__Exercise details__: Your task is to reproduce the entries below word for word.

(Data entries for graphics)
*-*-*

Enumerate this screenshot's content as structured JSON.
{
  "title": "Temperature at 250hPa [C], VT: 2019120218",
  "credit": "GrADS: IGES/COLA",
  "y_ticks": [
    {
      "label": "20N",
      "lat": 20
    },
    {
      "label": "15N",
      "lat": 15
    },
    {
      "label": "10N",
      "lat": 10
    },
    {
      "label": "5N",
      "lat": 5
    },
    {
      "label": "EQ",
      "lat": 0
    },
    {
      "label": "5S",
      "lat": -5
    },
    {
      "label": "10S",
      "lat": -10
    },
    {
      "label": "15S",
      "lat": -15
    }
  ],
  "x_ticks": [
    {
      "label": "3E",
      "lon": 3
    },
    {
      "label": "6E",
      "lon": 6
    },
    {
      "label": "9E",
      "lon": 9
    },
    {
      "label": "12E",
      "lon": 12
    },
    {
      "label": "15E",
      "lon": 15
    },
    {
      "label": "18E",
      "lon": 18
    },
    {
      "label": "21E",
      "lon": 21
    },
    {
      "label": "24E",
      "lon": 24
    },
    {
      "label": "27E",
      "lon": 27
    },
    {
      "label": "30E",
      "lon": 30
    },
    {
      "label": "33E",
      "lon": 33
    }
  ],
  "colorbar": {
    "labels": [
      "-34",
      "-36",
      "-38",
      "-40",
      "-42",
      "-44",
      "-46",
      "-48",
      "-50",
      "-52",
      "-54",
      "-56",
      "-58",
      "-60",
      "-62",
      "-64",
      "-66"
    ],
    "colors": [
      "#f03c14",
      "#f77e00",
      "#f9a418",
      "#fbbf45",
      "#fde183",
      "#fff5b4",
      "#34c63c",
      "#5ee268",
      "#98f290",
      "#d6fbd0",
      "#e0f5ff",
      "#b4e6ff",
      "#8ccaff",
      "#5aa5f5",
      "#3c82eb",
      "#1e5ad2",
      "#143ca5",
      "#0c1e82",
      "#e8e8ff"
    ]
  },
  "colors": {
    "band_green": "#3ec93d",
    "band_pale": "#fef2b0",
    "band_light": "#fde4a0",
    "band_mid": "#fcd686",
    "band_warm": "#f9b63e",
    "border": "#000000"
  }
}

*-*-*

__Result of this task__:
Enumerate this screenshot's content as structured JSON.
{
  "title": "Temperature at 250hPa [C], VT: 2019120218",
  "credit": "GrADS: IGES/COLA",
  "y_ticks": [
    {
      "label": "20N",
      "lat": 20
    },
    {
      "label": "15N",
      "lat": 15
    },
    {
      "label": "10N",
      "lat": 10
    },
    {
      "label": "5N",
      "lat": 5
    },
    {
      "label": "EQ",
      "lat": 0
    },
    {
      "label": "5S",
      "lat": -5
    },
    {
      "label": "10S",
      "lat": -10
    },
    {
      "label": "15S",
      "lat": -15
    }
  ],
  "x_ticks": [
    {
      "label": "3E",
      "lon": 3
    },
    {
      "label": "6E",
      "lon": 6
    },
    {
      "label": "9E",
      "lon": 9
    },
    {
      "label": "12E",
      "lon": 12
    },
    {
      "label": "15E",
      "lon": 15
    },
    {
      "label": "18E",
      "lon": 18
    },
    {
      "label": "21E",
      "lon": 21
    },
    {
      "label": "24E",
      "lon": 24
    },
    {
      "label": "27E",
      "lon": 27
    },
    {
      "label": "30E",
      "lon": 30
    },
    {
      "label": "33E",
      "lon": 33
    }
  ],
  "colorbar": {
    "labels": [
      "-34",
      "-36",
      "-38",
      "-40",
      "-42",
      "-44",
      "-46",
      "-48",
      "-50",
      "-52",
      "-54",
      "-56",
      "-58",
      "-60",
      "-62",
      "-64",
      "-66"
    ],
    "colors": [
      "#f03c14",
      "#f77e00",
      "#f9a418",
      "#fbbf45",
      "#fde183",
      "#fff5b4",
      "#34c63c",
      "#5ee268",
      "#98f290",
      "#d6fbd0",
      "#e0f5ff",
      "#b4e6ff",
      "#8ccaff",
      "#5aa5f5",
      "#3c82eb",
      "#1e5ad2",
      "#143ca5",
      "#0c1e82",
      "#e8e8ff"
    ]
  },
  "colors": {
    "band_green": "#3ec93d",
    "band_pale": "#fef2b0",
    "band_light": "#fde4a0",
    "band_mid": "#fcd686",
    "band_warm": "#f9b63e",
    "border": "#000000"
  }
}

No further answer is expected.